*Stated task*.
Check each line of the records below and collect those that include the word "this".

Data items
┌──

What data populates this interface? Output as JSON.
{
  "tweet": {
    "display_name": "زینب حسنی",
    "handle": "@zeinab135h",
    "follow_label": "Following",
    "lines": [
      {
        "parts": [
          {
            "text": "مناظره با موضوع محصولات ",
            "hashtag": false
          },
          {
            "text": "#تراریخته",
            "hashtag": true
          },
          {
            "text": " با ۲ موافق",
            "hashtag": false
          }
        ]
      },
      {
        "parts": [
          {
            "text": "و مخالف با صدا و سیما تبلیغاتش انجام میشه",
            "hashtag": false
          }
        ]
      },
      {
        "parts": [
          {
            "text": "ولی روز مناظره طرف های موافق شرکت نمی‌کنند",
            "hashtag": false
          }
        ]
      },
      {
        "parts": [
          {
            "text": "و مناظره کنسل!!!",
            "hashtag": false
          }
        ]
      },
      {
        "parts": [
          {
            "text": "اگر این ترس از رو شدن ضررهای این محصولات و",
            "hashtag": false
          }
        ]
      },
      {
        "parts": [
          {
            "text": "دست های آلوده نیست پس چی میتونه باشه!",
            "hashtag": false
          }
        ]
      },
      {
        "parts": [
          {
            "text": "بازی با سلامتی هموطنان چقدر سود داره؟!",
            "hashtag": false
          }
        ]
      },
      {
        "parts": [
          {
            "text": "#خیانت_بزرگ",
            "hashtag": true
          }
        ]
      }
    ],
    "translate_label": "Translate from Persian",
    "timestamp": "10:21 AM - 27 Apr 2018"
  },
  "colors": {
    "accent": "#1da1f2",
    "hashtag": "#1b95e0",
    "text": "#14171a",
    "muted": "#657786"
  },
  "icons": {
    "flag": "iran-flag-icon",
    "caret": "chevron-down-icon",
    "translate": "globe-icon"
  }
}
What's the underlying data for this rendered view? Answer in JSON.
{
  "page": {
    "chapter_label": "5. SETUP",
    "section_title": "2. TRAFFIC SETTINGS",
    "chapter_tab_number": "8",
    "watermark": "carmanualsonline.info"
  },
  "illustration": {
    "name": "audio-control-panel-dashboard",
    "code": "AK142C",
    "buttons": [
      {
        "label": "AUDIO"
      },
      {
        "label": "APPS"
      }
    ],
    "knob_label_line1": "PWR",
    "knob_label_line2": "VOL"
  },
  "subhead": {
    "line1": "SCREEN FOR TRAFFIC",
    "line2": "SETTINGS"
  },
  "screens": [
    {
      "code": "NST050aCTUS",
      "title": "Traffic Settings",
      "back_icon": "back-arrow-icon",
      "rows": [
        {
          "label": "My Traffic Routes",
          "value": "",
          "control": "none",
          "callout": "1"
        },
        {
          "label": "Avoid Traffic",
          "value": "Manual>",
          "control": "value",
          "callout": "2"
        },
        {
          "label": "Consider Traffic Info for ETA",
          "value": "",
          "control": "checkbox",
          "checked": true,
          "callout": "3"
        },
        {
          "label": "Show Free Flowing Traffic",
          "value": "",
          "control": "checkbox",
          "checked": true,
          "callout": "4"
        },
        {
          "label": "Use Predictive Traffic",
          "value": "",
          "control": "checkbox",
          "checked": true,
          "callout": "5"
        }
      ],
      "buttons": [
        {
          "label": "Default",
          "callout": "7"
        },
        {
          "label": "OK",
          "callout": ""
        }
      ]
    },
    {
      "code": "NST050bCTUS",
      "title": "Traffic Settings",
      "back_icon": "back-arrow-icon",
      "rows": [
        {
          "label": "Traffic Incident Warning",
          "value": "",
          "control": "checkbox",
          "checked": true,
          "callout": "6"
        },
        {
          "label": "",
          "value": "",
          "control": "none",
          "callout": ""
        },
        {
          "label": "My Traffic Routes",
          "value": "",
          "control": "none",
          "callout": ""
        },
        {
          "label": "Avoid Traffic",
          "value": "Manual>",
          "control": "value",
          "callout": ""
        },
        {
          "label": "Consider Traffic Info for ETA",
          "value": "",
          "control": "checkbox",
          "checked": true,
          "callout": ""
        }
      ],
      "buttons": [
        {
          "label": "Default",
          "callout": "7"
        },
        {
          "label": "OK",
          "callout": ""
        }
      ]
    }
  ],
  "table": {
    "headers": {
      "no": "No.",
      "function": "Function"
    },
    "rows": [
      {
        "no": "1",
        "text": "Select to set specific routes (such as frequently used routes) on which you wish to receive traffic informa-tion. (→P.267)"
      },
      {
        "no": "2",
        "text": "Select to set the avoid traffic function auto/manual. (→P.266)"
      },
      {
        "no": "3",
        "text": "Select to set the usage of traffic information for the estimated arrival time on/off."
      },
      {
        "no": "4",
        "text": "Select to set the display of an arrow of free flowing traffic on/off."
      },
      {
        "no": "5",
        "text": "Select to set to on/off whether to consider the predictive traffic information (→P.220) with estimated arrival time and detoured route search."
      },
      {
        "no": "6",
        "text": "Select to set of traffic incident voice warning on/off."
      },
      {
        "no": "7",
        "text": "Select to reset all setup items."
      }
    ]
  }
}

└──

*Answer below*.
What data populates this interface? Output as JSON.
What's the underlying data for this rendered view? Answer in JSON.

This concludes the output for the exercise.